> Data for the task:
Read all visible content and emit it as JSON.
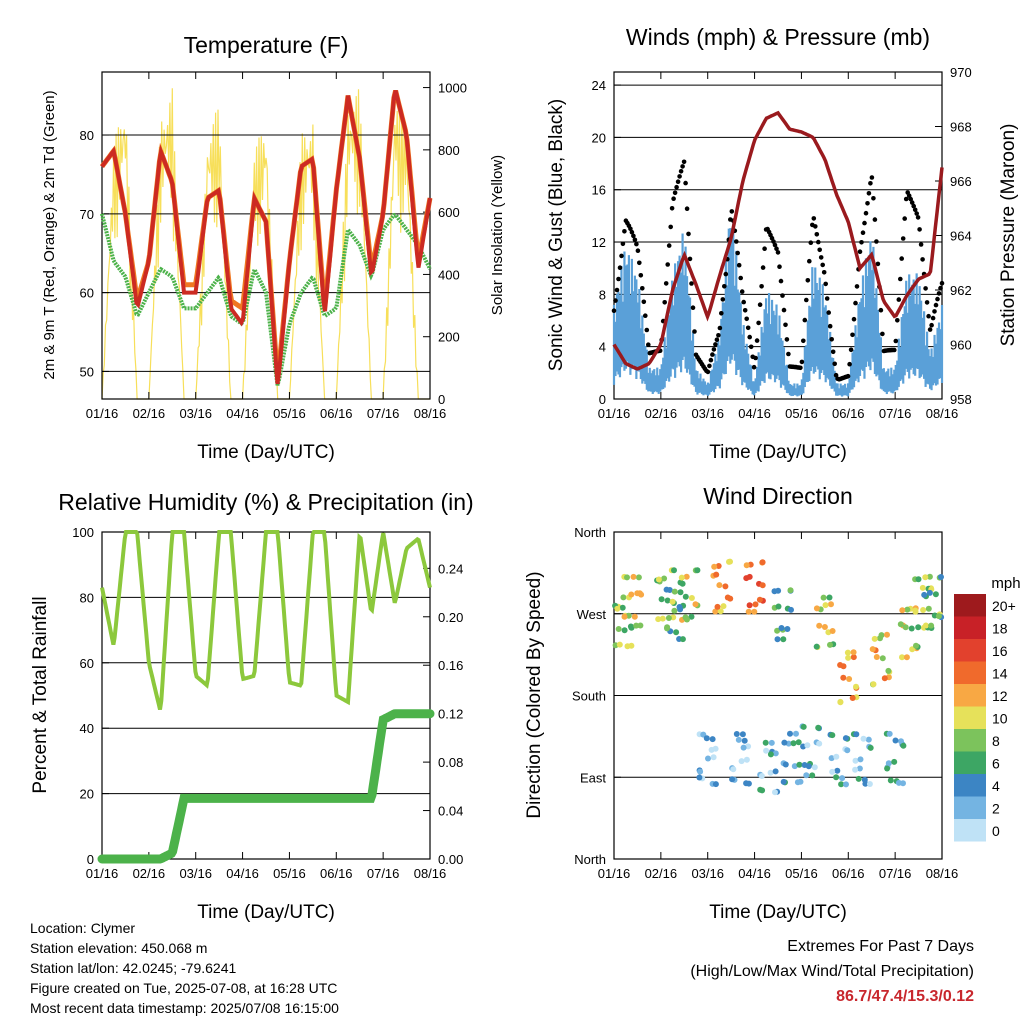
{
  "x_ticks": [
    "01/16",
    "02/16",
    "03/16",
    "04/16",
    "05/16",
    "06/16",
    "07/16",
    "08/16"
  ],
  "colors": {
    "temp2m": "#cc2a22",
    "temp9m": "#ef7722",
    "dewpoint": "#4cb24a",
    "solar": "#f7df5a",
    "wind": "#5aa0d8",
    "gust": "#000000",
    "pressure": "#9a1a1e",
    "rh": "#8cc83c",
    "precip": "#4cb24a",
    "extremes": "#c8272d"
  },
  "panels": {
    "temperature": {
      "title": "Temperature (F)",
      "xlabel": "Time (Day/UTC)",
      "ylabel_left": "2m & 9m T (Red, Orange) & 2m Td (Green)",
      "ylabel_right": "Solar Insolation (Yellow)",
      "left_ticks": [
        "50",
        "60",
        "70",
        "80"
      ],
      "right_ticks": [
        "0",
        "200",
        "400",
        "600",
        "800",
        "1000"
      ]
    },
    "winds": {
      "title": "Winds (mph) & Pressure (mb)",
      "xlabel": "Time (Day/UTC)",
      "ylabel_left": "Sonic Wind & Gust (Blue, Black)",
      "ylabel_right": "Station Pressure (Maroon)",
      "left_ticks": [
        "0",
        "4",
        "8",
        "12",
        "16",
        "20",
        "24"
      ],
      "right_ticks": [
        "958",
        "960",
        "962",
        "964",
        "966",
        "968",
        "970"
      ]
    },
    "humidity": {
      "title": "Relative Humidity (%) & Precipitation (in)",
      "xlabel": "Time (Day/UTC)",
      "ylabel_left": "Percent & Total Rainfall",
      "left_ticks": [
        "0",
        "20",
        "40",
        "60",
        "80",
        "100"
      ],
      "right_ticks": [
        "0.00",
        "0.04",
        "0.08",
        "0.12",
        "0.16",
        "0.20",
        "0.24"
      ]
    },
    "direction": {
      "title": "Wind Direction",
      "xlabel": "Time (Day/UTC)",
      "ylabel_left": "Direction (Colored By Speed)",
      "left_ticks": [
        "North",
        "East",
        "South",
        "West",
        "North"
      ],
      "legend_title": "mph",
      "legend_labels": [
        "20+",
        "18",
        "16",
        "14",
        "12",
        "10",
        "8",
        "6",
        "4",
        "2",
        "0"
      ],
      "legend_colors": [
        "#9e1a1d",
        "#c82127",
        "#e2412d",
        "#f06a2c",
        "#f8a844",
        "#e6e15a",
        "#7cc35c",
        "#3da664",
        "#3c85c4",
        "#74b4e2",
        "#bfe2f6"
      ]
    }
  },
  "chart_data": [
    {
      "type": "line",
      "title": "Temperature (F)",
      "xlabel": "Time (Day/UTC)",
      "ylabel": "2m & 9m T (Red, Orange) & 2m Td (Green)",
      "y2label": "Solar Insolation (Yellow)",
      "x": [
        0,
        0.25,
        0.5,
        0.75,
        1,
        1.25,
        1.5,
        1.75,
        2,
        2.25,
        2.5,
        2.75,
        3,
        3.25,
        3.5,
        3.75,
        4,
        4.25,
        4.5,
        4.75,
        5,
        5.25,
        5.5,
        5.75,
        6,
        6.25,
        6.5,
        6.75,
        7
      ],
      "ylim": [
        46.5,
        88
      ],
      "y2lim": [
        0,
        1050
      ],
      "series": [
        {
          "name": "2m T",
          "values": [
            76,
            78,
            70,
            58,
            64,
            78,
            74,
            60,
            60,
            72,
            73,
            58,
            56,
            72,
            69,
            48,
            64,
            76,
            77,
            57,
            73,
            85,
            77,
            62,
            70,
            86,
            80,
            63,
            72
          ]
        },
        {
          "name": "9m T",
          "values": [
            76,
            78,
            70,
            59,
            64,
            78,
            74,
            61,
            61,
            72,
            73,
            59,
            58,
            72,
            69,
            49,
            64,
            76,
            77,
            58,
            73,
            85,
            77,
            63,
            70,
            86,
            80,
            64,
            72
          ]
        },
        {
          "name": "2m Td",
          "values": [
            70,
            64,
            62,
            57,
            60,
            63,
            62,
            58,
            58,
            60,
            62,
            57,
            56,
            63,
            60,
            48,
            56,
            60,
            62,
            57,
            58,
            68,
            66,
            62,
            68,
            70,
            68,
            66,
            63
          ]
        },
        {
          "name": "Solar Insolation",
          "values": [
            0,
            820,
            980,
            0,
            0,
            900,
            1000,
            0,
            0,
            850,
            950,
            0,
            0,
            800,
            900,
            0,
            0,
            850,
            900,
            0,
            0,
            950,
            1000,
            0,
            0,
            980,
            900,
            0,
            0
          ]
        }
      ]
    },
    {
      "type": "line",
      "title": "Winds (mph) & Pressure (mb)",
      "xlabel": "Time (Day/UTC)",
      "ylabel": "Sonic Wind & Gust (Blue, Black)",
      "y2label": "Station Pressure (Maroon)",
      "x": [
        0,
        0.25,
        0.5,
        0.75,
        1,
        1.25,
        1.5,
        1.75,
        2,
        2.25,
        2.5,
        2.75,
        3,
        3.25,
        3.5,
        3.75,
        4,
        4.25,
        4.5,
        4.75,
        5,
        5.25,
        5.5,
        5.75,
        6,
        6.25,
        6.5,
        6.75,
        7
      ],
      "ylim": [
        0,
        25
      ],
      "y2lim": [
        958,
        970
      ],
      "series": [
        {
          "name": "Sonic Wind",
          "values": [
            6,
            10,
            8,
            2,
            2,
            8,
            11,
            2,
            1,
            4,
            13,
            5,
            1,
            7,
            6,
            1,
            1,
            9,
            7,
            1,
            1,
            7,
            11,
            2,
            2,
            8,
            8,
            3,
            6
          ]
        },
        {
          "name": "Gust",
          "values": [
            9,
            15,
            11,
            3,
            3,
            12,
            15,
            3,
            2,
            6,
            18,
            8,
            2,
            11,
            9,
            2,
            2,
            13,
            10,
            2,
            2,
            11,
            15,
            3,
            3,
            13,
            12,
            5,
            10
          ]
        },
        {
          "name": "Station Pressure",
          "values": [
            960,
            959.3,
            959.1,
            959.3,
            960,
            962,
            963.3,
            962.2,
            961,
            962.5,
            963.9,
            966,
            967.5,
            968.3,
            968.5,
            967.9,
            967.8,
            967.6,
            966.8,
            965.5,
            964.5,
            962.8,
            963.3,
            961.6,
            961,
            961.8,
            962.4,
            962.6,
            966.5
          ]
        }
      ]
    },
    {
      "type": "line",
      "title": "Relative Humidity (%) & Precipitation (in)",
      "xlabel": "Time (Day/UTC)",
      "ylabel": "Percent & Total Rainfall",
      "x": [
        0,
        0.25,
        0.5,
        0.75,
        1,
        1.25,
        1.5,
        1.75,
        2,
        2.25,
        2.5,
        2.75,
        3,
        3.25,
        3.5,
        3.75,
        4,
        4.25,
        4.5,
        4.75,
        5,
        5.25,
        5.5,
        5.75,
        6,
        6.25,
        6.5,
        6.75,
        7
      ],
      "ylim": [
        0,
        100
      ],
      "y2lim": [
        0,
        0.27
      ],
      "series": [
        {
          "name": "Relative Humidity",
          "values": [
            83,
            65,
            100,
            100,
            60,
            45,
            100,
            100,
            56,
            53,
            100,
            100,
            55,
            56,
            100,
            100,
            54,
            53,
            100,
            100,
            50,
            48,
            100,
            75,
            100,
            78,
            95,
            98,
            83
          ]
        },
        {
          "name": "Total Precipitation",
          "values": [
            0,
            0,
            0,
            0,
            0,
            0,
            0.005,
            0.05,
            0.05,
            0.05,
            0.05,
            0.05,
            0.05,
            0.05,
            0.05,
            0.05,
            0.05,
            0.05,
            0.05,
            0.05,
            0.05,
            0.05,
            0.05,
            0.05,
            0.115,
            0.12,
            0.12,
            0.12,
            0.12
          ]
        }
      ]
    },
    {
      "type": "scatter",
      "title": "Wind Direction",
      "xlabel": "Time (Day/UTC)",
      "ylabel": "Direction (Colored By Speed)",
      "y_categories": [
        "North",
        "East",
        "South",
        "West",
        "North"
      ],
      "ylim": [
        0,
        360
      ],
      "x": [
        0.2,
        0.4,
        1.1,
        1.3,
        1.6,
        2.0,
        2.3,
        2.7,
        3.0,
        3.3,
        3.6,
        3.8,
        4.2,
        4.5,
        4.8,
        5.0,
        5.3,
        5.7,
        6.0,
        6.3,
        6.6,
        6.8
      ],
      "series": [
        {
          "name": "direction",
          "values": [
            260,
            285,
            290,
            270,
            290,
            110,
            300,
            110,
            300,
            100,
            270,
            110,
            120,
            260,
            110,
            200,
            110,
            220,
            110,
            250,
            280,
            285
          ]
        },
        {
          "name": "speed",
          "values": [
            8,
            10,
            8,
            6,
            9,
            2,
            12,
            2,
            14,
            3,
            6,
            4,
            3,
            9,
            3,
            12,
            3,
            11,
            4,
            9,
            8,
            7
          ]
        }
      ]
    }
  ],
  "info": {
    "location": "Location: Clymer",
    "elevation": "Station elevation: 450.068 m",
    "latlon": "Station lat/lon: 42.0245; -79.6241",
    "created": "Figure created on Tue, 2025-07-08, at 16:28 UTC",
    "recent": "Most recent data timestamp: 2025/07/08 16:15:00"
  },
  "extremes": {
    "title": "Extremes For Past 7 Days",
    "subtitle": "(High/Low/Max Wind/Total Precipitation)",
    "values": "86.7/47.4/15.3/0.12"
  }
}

> Challenge:
Pick out and copy the lines of the entries that hold the string "Orange".

> Result:
      "ylabel_left": "2m & 9m T (Red, Orange) & 2m Td (Green)",
      "ylabel": "2m & 9m T (Red, Orange) & 2m Td (Green)",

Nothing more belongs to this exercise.